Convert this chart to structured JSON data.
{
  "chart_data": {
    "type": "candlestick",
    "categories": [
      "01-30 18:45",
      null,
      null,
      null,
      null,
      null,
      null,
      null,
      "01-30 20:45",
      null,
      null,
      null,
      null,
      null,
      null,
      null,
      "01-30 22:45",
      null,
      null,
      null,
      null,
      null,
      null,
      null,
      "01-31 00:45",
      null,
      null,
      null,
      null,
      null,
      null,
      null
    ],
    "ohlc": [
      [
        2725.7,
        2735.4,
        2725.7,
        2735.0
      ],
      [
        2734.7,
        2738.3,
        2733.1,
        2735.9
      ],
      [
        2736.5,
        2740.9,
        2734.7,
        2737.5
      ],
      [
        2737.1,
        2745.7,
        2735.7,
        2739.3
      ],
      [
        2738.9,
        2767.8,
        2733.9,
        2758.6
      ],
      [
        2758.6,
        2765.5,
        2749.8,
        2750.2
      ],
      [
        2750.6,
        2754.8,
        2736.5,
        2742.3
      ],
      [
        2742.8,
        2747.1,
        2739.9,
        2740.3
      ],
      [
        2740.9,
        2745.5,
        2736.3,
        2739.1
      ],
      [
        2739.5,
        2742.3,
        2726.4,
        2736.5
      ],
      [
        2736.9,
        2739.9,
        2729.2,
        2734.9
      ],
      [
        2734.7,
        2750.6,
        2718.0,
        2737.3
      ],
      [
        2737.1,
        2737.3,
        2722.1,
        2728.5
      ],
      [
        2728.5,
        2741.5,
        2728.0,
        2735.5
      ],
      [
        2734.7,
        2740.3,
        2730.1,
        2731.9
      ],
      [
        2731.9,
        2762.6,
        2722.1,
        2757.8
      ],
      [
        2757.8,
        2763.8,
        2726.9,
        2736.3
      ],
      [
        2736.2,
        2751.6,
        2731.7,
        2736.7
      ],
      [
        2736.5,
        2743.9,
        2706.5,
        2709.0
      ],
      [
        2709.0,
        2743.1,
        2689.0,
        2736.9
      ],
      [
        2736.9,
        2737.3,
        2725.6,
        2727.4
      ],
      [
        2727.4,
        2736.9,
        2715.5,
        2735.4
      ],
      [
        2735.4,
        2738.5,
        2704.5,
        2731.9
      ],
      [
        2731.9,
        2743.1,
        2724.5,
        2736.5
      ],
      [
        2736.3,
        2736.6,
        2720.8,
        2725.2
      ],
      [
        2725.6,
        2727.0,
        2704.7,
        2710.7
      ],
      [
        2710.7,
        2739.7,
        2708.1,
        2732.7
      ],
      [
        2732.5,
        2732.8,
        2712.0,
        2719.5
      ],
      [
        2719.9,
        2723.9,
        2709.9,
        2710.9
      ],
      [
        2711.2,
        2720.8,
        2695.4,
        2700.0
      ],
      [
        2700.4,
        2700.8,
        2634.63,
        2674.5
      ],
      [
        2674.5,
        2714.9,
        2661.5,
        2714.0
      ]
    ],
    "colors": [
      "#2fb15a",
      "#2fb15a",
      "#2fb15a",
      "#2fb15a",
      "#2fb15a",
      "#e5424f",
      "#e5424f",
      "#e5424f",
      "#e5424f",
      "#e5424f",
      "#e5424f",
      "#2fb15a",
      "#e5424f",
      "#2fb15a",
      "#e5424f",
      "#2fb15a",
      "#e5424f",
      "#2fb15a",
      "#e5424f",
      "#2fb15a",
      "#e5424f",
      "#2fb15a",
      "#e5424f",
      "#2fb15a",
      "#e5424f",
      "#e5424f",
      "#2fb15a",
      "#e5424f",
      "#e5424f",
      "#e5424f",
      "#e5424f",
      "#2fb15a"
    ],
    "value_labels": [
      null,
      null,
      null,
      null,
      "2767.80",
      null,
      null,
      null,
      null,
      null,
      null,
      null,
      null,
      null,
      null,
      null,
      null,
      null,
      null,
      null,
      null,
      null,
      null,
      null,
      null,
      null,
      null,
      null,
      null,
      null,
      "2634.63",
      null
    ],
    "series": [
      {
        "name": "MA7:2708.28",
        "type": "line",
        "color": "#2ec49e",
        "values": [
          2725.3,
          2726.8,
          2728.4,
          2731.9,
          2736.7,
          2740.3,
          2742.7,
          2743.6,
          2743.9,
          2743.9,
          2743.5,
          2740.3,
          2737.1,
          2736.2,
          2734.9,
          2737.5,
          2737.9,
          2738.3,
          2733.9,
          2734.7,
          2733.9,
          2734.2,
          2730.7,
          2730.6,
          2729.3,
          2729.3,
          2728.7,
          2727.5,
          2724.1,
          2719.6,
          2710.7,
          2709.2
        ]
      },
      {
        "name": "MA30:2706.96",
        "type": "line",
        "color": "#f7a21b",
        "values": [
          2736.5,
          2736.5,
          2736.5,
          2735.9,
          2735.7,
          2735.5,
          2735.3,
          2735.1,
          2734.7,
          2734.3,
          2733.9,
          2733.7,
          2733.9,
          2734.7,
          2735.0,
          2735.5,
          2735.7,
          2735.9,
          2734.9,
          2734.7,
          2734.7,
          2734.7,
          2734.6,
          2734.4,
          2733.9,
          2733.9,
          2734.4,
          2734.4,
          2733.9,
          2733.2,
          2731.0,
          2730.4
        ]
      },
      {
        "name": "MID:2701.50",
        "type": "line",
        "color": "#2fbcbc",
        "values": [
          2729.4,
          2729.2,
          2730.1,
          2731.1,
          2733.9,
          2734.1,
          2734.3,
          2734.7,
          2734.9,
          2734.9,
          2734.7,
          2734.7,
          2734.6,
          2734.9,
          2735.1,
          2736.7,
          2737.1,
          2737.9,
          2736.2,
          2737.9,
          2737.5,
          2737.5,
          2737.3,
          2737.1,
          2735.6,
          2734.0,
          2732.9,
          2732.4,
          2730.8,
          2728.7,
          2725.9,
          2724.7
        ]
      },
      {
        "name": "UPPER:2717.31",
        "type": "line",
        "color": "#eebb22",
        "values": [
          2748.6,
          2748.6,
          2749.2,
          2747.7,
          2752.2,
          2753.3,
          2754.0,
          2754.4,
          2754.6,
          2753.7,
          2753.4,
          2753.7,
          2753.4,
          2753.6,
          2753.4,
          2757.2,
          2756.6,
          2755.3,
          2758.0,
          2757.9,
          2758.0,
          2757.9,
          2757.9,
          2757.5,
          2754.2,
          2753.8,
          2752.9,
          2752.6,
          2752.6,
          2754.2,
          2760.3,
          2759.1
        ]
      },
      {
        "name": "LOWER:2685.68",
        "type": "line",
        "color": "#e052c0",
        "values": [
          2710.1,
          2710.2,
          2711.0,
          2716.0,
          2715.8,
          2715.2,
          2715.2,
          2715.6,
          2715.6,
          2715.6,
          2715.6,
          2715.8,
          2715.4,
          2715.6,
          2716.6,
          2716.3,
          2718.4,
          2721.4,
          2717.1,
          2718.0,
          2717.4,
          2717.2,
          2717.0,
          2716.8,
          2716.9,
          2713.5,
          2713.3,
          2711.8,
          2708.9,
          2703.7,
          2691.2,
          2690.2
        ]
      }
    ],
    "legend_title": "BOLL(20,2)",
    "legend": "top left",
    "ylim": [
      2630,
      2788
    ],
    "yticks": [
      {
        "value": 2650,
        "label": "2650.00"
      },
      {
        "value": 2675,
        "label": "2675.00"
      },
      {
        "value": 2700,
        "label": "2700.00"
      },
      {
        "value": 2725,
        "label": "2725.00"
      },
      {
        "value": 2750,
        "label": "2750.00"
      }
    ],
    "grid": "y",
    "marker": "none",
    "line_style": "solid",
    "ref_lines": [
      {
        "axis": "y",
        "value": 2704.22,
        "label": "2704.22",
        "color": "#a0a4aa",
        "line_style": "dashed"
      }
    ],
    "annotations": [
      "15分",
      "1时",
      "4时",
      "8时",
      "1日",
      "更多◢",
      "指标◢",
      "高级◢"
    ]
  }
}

● EXERCISE TASK:
In the records, locate each line holding the string "name" and copy it.

● ANSWER TO THE EXERCISE:
        "name": "MA7:2708.28",
        "name": "MA30:2706.96",
        "name": "MID:2701.50",
        "name": "UPPER:2717.31",
        "name": "LOWER:2685.68",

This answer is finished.